*** RECORDS TO USE
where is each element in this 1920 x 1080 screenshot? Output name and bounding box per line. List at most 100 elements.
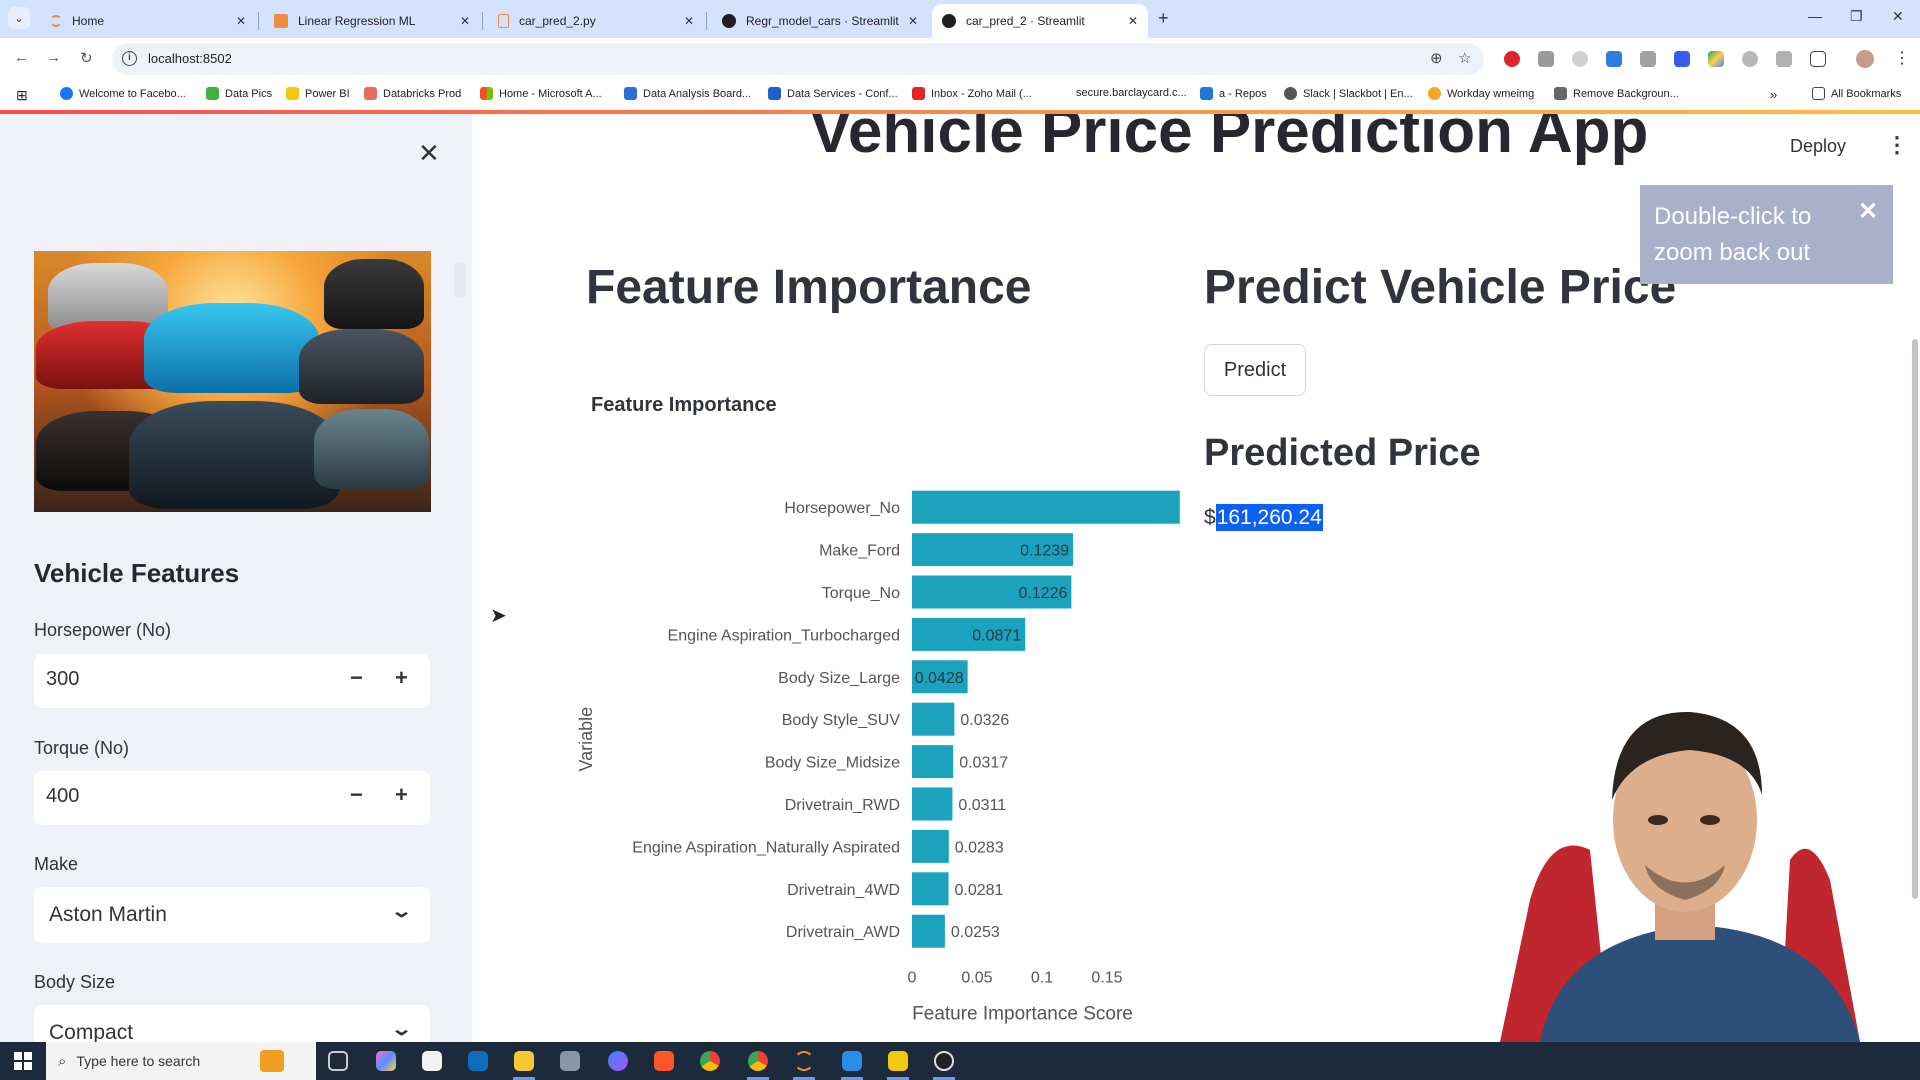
y-tick-label: Drivetrain_AWD (786, 924, 900, 941)
chart-bar[interactable] (912, 872, 949, 906)
camera-extension-icon[interactable] (1538, 51, 1554, 67)
extension-icon[interactable] (1606, 51, 1622, 67)
file-explorer-icon[interactable] (514, 1051, 534, 1071)
chart-bar[interactable] (912, 829, 949, 863)
bookmark-item[interactable]: Databricks Prod (364, 87, 461, 100)
close-tab-icon[interactable]: ✕ (908, 14, 918, 28)
close-sidebar-icon[interactable]: ✕ (418, 138, 440, 169)
app-icon[interactable] (560, 1051, 580, 1071)
windows-start-button[interactable] (14, 1052, 32, 1070)
body-size-select[interactable]: Compact ⌄ (34, 1005, 430, 1042)
extension-icon[interactable] (1776, 51, 1792, 67)
vscode-icon[interactable] (842, 1051, 862, 1071)
main-menu-icon[interactable]: ⋮ (1886, 132, 1908, 158)
close-tab-icon[interactable]: ✕ (236, 14, 246, 28)
chart-bar[interactable] (912, 914, 945, 948)
torque-increment-button[interactable]: + (395, 782, 408, 808)
task-view-icon[interactable] (328, 1051, 348, 1071)
profile-avatar[interactable] (1856, 50, 1874, 68)
close-tab-icon[interactable]: ✕ (1128, 14, 1138, 28)
opera-extension-icon[interactable] (1504, 51, 1520, 67)
bookmark-item[interactable]: Data Analysis Board... (624, 87, 751, 100)
forward-icon[interactable]: → (46, 49, 61, 66)
extension-icon[interactable] (1640, 51, 1656, 67)
browser-tab-car-pred-streamlit[interactable]: car_pred_2 · Streamlit ✕ (932, 4, 1148, 38)
chart-bar[interactable] (912, 702, 955, 736)
brave-icon[interactable] (654, 1051, 674, 1071)
horsepower-value[interactable]: 300 (46, 668, 79, 691)
chart-bar[interactable] (912, 787, 953, 821)
chrome-icon[interactable] (700, 1051, 720, 1071)
torque-decrement-button[interactable]: − (350, 782, 363, 808)
chevron-down-icon: ⌄ (390, 901, 413, 921)
bar-value-label: 0.0281 (955, 882, 1004, 899)
extension-icon[interactable] (1742, 51, 1758, 67)
extension-icon[interactable] (1674, 51, 1690, 67)
bookmark-item[interactable]: Inbox - Zoho Mail (... (912, 87, 1032, 100)
y-axis-label: Variable (576, 707, 596, 772)
torque-value[interactable]: 400 (46, 785, 79, 808)
close-tab-icon[interactable]: ✕ (460, 14, 470, 28)
new-tab-button[interactable]: + (1158, 8, 1169, 29)
site-info-icon[interactable]: i (122, 51, 137, 66)
bookmark-item[interactable]: Welcome to Facebo... (60, 87, 186, 100)
bookmark-item[interactable]: secure.barclaycard.c... (1076, 87, 1187, 99)
back-icon[interactable]: ← (14, 49, 29, 66)
apps-grid-icon[interactable]: ⊞ (16, 87, 28, 104)
bar-value-label: 0.0326 (960, 712, 1009, 729)
bar-value-label: 0.0283 (955, 839, 1004, 856)
toast-close-icon[interactable]: ✕ (1858, 197, 1878, 226)
horsepower-input[interactable]: 300 − + (34, 654, 430, 708)
url-text[interactable]: localhost:8502 (148, 51, 232, 66)
deploy-button[interactable]: Deploy (1790, 136, 1846, 157)
bookmark-item[interactable]: Workday wmeimg (1428, 87, 1534, 100)
feature-importance-chart[interactable]: Horsepower_No Make_Ford 0.1239 Torque_No 0.1… (568, 464, 1288, 1034)
extension-icon[interactable] (1572, 51, 1588, 67)
all-bookmarks-button[interactable]: All Bookmarks (1812, 87, 1901, 100)
taskbar-search[interactable]: ⌕ Type here to search (46, 1042, 316, 1080)
address-bar[interactable]: i localhost:8502 ⊕ ☆ (112, 43, 1484, 75)
extensions-puzzle-icon[interactable] (1810, 51, 1826, 67)
minimize-button[interactable]: — (1808, 8, 1822, 24)
browser-tab-linear-regression[interactable]: Linear Regression ML ✕ (264, 4, 480, 38)
bookmark-item[interactable]: Power BI (286, 87, 350, 100)
close-window-button[interactable]: ✕ (1892, 8, 1904, 25)
bookmark-item[interactable]: Slack | Slackbot | En... (1284, 87, 1413, 100)
bookmark-item[interactable]: Data Pics (206, 87, 272, 100)
predict-button[interactable]: Predict (1204, 344, 1306, 396)
jupyter-icon[interactable] (794, 1051, 814, 1071)
restore-button[interactable]: ❐ (1850, 8, 1863, 25)
make-select[interactable]: Aston Martin ⌄ (34, 887, 430, 943)
google-drive-icon[interactable] (1708, 51, 1724, 67)
outlook-icon[interactable] (468, 1051, 488, 1071)
zoom-icon[interactable]: ⊕ (1430, 49, 1443, 67)
chart-bar[interactable] (912, 745, 954, 779)
ms-store-icon[interactable] (422, 1051, 442, 1071)
browser-tab-regr-model[interactable]: Regr_model_cars · Streamlit ✕ (712, 4, 928, 38)
bookmark-item[interactable]: a - Repos (1200, 87, 1267, 100)
bookmark-item[interactable]: Data Services - Conf... (768, 87, 898, 100)
reload-icon[interactable]: ↻ (80, 49, 93, 67)
copilot-icon[interactable] (376, 1051, 396, 1071)
torque-input[interactable]: 400 − + (34, 771, 430, 825)
browser-menu-icon[interactable]: ⋮ (1894, 48, 1910, 67)
browser-tab-car-pred-py[interactable]: car_pred_2.py ✕ (488, 4, 704, 38)
bing-icon[interactable] (608, 1051, 628, 1071)
browser-tab-home[interactable]: Home ✕ (40, 4, 256, 38)
power-bi-icon[interactable] (888, 1051, 908, 1071)
bookmarks-overflow-button[interactable]: » (1770, 87, 1777, 102)
webcam-overlay (1390, 700, 1920, 1042)
horsepower-decrement-button[interactable]: − (350, 665, 363, 691)
horsepower-increment-button[interactable]: + (395, 665, 408, 691)
obs-icon[interactable] (934, 1051, 954, 1071)
chrome-profile-icon[interactable] (748, 1051, 768, 1071)
close-tab-icon[interactable]: ✕ (684, 14, 694, 28)
tab-search-button[interactable]: ⌄ (8, 7, 30, 29)
bookmark-item[interactable]: Home - Microsoft A... (480, 87, 602, 100)
bookmark-star-icon[interactable]: ☆ (1458, 49, 1471, 67)
image-fullscreen-handle[interactable] (454, 262, 466, 298)
mouse-cursor-icon: ➤ (490, 605, 507, 627)
search-icon: ⌕ (58, 1052, 67, 1070)
chart-bar[interactable] (912, 490, 1180, 524)
bookmark-item[interactable]: Remove Backgroun... (1554, 87, 1679, 100)
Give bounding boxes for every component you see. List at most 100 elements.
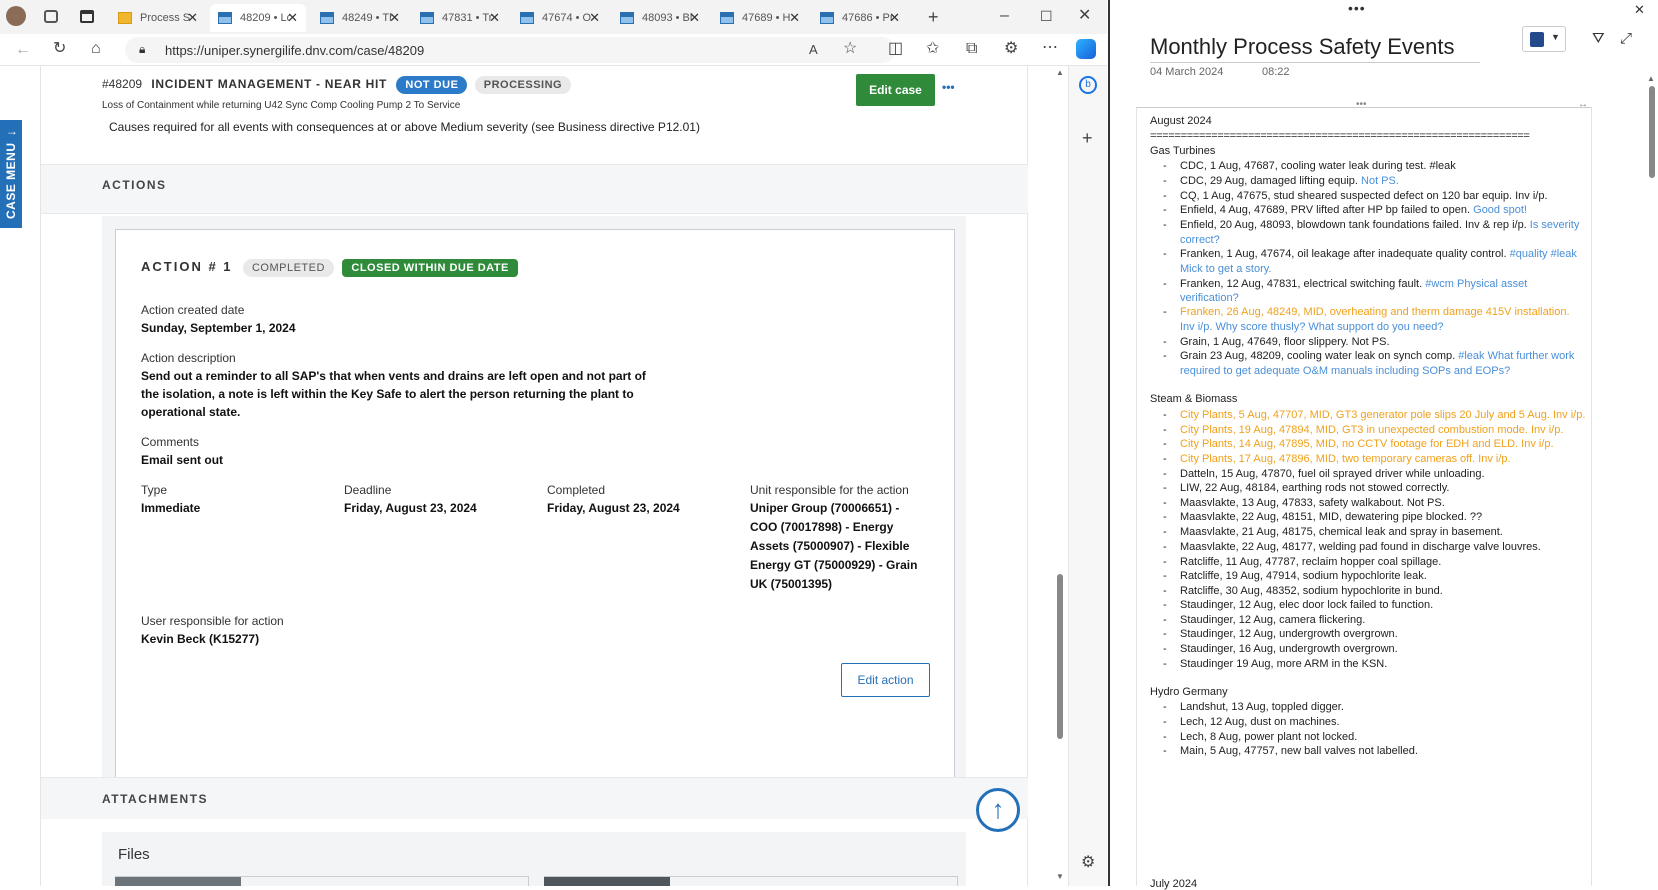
******
GIVEN EXERCISE. Copy the lines of the material above verbatim, starting at the line that contains "y-tick-label: Drivetrain_AWD (786, 924, 900, 941)" and ending after the line that contains "close-sidebar-icon[interactable]: ✕ (418, 138, 440, 169)".

OUTPUT OF THE EXERCISE.
y-tick-label: Drivetrain_AWD (786, 924, 900, 941)
chart-bar[interactable] (912, 872, 949, 906)
camera-extension-icon[interactable] (1538, 51, 1554, 67)
extension-icon[interactable] (1606, 51, 1622, 67)
file-explorer-icon[interactable] (514, 1051, 534, 1071)
chart-bar[interactable] (912, 829, 949, 863)
bookmark-item[interactable]: Databricks Prod (364, 87, 461, 100)
close-tab-icon[interactable]: ✕ (908, 14, 918, 28)
close-sidebar-icon[interactable]: ✕ (418, 138, 440, 169)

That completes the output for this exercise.